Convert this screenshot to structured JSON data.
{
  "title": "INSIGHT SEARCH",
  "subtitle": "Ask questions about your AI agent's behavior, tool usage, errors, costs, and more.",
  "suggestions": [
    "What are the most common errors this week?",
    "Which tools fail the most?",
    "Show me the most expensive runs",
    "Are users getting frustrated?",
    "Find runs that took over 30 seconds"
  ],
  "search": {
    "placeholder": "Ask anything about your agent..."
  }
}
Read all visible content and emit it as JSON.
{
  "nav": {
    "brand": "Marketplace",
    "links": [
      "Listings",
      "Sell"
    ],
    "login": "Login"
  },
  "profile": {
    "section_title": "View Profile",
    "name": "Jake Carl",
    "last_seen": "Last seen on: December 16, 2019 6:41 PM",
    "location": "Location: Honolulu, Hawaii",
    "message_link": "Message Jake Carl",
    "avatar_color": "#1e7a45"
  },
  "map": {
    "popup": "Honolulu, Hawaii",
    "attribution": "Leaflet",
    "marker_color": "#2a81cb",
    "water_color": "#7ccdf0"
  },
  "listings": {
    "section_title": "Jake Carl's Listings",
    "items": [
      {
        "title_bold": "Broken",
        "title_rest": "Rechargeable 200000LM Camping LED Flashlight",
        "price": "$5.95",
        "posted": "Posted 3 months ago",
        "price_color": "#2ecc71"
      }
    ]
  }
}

Exercise instructions | Within the listing above, find every line containing the string "agent" and return it.

Response for this exercise |
  "subtitle": "Ask questions about your AI agent's behavior, tool usage, errors, costs, and more.",
    "placeholder": "Ask anything about your agent..."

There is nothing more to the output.